▸ **DOCUMENT**
⟨
Après sa spectaculaire victoire aux élections législatives de juillet dernier, le Parti de la justice et du développement (AKP) s’est lancé dans une profonde réforme de la Constitution. Celle-ci se heurte à la volonté de l’armée de maintenir son hégémonie et aux divisions de la société concernant la définition du nationalisme et de la laïcité. L’aggravation de la crise kurde fin 2007 fournit aux militaires l’occasion de réaffirmer leur pouvoir face au nouveau président Abdullah Gül.
Par Niels Kadritzke*
Trois questions pour une Constitution
Si le débat constitutionnel actuel est tellement monopolisé par la question du foulard et la question de la laïcité, la faute n’en revient pas seulement aux kémalistes purs et durs, mais aussi au gouvernement. L’AKP a omis de poser publiquement l’enjeu historique de ce débat. La société doit se prononcer sur les grandes lignes d’une Constitution qui dépasse enfin le kémalisme figé et prédémocratique, et répondre à trois grandes questions : comment l’armée peut-elle être soumise au contrôle civil ? ; comment le rapport autoritaire de l’Etat et de l’individu peut-il être dépassé ? ; et, troisièmement, comment une Constitution peut-elle prendre en compte les différences ethniques, culturelles, religieuses existant dans la population ?
⟩
[Listes d'éléments annotées]
⟨
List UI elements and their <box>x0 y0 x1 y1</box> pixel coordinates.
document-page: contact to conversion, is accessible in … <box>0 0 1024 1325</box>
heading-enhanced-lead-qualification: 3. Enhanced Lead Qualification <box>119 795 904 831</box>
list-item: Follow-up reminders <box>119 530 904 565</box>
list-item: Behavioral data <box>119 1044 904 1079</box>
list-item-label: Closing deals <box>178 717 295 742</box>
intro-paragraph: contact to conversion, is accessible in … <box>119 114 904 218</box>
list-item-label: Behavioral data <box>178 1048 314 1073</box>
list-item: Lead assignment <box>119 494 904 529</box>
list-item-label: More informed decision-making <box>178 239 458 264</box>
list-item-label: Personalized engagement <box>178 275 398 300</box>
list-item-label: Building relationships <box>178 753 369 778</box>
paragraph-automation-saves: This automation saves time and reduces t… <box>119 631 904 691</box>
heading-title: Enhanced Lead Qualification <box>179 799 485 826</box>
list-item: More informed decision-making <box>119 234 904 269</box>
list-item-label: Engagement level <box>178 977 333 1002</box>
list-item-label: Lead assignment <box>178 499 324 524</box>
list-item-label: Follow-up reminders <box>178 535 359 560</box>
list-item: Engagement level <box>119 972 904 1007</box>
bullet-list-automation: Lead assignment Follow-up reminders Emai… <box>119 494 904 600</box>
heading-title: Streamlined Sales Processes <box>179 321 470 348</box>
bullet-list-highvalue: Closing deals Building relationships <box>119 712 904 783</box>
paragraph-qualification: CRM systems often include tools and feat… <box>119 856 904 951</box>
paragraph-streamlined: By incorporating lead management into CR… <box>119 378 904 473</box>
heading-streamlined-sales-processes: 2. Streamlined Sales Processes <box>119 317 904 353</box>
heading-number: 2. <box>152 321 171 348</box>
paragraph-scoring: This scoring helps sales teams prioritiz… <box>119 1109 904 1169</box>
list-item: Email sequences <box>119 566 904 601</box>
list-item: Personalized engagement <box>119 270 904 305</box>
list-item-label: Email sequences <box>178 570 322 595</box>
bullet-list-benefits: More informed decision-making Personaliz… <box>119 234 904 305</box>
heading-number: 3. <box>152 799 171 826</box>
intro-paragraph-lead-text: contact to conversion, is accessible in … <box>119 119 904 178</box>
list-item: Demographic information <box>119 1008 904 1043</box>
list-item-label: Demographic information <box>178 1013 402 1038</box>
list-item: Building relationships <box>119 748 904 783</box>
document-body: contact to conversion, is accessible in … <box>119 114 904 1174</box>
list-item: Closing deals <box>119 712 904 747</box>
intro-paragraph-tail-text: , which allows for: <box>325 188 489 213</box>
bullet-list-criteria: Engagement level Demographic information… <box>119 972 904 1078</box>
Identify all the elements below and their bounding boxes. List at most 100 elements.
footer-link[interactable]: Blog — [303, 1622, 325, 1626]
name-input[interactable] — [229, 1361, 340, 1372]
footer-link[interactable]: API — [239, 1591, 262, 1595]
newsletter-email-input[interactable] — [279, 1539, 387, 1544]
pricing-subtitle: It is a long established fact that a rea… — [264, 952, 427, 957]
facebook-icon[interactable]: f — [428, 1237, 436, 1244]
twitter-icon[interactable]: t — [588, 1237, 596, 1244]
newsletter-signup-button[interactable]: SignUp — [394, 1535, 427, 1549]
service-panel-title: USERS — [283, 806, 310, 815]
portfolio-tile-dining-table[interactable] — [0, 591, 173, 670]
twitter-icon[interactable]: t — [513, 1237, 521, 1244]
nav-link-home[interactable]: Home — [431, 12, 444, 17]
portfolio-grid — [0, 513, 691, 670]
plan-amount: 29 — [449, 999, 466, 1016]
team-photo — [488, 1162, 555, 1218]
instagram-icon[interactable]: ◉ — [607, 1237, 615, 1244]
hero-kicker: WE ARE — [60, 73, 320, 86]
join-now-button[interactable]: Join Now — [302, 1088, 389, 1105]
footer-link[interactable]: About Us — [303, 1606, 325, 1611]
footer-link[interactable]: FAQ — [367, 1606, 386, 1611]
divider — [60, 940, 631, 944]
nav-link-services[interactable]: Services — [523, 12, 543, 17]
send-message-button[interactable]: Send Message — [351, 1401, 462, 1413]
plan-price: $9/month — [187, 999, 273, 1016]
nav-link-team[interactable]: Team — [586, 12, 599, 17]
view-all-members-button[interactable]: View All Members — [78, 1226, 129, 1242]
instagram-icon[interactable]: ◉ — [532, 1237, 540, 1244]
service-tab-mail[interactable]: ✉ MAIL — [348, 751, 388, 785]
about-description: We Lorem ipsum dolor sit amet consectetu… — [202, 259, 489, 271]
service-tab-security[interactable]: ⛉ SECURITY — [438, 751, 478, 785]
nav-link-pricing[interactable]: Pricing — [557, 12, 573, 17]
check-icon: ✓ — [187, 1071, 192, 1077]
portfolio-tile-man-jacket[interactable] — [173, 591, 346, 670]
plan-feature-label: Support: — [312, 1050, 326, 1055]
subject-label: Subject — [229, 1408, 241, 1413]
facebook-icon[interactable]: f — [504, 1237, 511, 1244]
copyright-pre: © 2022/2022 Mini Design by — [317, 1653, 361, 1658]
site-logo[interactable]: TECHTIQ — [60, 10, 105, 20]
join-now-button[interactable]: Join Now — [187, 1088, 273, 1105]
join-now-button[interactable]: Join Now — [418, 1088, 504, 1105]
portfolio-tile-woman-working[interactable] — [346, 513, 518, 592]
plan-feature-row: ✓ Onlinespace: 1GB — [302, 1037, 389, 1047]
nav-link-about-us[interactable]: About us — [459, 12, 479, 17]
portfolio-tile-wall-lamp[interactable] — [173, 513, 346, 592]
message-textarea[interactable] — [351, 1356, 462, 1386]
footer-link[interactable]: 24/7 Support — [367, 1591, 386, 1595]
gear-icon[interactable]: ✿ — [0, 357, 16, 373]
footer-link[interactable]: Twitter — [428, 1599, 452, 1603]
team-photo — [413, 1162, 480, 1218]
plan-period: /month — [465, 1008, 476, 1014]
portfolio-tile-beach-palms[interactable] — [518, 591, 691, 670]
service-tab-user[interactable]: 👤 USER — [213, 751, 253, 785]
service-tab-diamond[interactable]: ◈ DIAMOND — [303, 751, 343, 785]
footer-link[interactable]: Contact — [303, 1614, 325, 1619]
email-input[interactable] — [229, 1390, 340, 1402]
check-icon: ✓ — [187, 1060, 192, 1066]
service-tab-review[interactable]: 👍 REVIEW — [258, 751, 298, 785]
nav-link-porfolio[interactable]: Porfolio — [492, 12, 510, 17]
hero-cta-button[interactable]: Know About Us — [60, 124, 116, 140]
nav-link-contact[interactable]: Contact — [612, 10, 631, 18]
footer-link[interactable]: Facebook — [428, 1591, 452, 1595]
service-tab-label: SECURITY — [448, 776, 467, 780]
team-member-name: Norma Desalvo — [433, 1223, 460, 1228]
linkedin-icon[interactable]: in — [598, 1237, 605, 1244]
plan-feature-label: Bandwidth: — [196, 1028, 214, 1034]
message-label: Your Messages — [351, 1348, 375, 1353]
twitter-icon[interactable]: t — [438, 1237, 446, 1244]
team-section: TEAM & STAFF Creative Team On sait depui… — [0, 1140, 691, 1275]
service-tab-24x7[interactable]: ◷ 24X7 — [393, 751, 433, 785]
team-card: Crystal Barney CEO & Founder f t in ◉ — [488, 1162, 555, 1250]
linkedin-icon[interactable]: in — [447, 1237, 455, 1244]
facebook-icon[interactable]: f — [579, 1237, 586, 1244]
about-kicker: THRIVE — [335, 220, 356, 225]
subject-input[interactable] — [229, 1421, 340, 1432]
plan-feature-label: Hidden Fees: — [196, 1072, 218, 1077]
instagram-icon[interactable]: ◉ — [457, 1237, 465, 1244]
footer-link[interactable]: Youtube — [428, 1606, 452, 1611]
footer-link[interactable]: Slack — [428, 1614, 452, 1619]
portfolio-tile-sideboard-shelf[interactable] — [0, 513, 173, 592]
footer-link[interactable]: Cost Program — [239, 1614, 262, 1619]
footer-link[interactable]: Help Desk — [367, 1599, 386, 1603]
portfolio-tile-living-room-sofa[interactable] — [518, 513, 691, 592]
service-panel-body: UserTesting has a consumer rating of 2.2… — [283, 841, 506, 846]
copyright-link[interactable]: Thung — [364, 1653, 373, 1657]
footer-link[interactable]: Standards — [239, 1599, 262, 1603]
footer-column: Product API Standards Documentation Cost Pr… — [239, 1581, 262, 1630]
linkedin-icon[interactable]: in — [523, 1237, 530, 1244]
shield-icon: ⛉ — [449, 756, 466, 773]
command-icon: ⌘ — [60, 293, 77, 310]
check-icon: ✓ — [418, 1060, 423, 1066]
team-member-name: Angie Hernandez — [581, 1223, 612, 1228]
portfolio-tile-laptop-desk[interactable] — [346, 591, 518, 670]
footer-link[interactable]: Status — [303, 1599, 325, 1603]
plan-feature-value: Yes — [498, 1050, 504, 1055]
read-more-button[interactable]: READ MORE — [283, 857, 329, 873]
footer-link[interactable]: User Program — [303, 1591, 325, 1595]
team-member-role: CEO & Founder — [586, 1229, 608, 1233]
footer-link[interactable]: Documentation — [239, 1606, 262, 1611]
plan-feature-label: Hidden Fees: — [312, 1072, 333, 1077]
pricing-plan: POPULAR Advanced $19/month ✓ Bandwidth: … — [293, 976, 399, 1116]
⟩
▸ **CONSIGNES**
(1) Recopiez, dans l'article sur la réforme constitutionnelle, tout le passage qui va de « Après sa spectaculaire » jusqu'à « président Abdullah Gül. ».
(2) Quelles sont les grandes questions auxquelles, selon l'article sur la réforme constitutionnelle, la société doit répondre ? Donnez-les toutes.
(3) Résumez sous forme de liste le paragraphe de l'article sur la réforme constitutionnelle qui commence par « Après sa spectaculaire victoire », en gardant ses faits principaux.

▸ **RÉPONSES PAR CONSIGNE**
(1)
Après sa spectaculaire victoire aux élections législatives de juillet dernier, le Parti de la justice et du développement (AKP) s’est lancé dans une profonde réforme de la Constitution. Celle-ci se heurte à la volonté de l’armée de maintenir son hégémonie et aux divisions de la société concernant la définition du nationalisme et de la laïcité. L’aggravation de la crise kurde fin 2007 fournit aux militaires l’occasion de réaffirmer leur pouvoir face au nouveau président Abdullah Gül.

(2)
- Comment l'armée peut-elle être soumise au contrôle civil ?
- Comment le rapport autoritaire de l'Etat et de l'individu peut-il être dépassé ?
- Comment une Constitution peut-elle prendre en compte les différences ethniques, culturelles, religieuses existant dans la population ?

(3)
- Après sa victoire aux élections législatives de juillet dernier, l'AKP a entrepris une profonde réforme de la Constitution.
- Cette réforme se heurte à l'armée, qui veut maintenir son hégémonie, et aux divisions de la société sur le nationalisme et la laïcité.
- L'aggravation de la crise kurde fin 2007 permet aux militaires de réaffirmer leur pouvoir face au nouveau président Abdullah Gül.